[TASK DIRECTIONS] All of the records listed below should be retyped exactly.

[MATERIAL]
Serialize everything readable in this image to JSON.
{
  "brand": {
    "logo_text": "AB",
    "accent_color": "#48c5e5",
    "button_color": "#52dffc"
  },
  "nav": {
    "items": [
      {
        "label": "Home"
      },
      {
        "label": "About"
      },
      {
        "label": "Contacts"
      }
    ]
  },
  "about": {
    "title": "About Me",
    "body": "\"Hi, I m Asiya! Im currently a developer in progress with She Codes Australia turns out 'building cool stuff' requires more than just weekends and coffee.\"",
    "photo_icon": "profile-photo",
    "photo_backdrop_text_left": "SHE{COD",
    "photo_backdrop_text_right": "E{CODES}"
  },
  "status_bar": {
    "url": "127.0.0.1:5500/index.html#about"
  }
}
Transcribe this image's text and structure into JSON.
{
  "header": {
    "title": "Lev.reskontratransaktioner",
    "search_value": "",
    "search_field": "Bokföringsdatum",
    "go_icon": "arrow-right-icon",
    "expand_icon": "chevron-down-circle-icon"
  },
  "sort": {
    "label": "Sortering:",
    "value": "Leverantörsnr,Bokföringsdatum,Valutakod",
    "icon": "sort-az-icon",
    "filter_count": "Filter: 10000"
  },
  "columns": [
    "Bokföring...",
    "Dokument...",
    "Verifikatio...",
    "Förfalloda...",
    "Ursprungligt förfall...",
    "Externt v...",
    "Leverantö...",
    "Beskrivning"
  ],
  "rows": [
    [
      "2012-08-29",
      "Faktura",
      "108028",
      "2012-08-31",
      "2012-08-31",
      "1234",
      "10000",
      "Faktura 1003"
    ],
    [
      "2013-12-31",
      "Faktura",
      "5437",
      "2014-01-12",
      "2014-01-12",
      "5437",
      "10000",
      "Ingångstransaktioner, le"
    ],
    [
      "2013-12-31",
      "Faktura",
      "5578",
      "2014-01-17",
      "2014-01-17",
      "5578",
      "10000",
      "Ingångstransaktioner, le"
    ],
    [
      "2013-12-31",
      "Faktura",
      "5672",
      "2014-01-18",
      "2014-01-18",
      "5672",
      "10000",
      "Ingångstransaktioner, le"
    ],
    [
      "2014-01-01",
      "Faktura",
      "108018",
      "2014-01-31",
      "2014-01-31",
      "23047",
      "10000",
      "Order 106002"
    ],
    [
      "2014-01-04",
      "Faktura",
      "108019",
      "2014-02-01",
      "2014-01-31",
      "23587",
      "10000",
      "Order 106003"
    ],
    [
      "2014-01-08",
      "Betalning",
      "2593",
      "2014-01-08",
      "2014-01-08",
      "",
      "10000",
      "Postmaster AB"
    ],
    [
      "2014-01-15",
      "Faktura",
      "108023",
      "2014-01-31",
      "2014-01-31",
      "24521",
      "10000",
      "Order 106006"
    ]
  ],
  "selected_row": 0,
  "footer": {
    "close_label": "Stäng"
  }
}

[FULL RESPONSE]
Serialize everything readable in this image to JSON.
{
  "brand": {
    "logo_text": "AB",
    "accent_color": "#48c5e5",
    "button_color": "#52dffc"
  },
  "nav": {
    "items": [
      {
        "label": "Home"
      },
      {
        "label": "About"
      },
      {
        "label": "Contacts"
      }
    ]
  },
  "about": {
    "title": "About Me",
    "body": "\"Hi, I m Asiya! Im currently a developer in progress with She Codes Australia turns out 'building cool stuff' requires more than just weekends and coffee.\"",
    "photo_icon": "profile-photo",
    "photo_backdrop_text_left": "SHE{COD",
    "photo_backdrop_text_right": "E{CODES}"
  },
  "status_bar": {
    "url": "127.0.0.1:5500/index.html#about"
  }
}
Transcribe this image's text and structure into JSON.
{
  "header": {
    "title": "Lev.reskontratransaktioner",
    "search_value": "",
    "search_field": "Bokföringsdatum",
    "go_icon": "arrow-right-icon",
    "expand_icon": "chevron-down-circle-icon"
  },
  "sort": {
    "label": "Sortering:",
    "value": "Leverantörsnr,Bokföringsdatum,Valutakod",
    "icon": "sort-az-icon",
    "filter_count": "Filter: 10000"
  },
  "columns": [
    "Bokföring...",
    "Dokument...",
    "Verifikatio...",
    "Förfalloda...",
    "Ursprungligt förfall...",
    "Externt v...",
    "Leverantö...",
    "Beskrivning"
  ],
  "rows": [
    [
      "2012-08-29",
      "Faktura",
      "108028",
      "2012-08-31",
      "2012-08-31",
      "1234",
      "10000",
      "Faktura 1003"
    ],
    [
      "2013-12-31",
      "Faktura",
      "5437",
      "2014-01-12",
      "2014-01-12",
      "5437",
      "10000",
      "Ingångstransaktioner, le"
    ],
    [
      "2013-12-31",
      "Faktura",
      "5578",
      "2014-01-17",
      "2014-01-17",
      "5578",
      "10000",
      "Ingångstransaktioner, le"
    ],
    [
      "2013-12-31",
      "Faktura",
      "5672",
      "2014-01-18",
      "2014-01-18",
      "5672",
      "10000",
      "Ingångstransaktioner, le"
    ],
    [
      "2014-01-01",
      "Faktura",
      "108018",
      "2014-01-31",
      "2014-01-31",
      "23047",
      "10000",
      "Order 106002"
    ],
    [
      "2014-01-04",
      "Faktura",
      "108019",
      "2014-02-01",
      "2014-01-31",
      "23587",
      "10000",
      "Order 106003"
    ],
    [
      "2014-01-08",
      "Betalning",
      "2593",
      "2014-01-08",
      "2014-01-08",
      "",
      "10000",
      "Postmaster AB"
    ],
    [
      "2014-01-15",
      "Faktura",
      "108023",
      "2014-01-31",
      "2014-01-31",
      "24521",
      "10000",
      "Order 106006"
    ]
  ],
  "selected_row": 0,
  "footer": {
    "close_label": "Stäng"
  }
}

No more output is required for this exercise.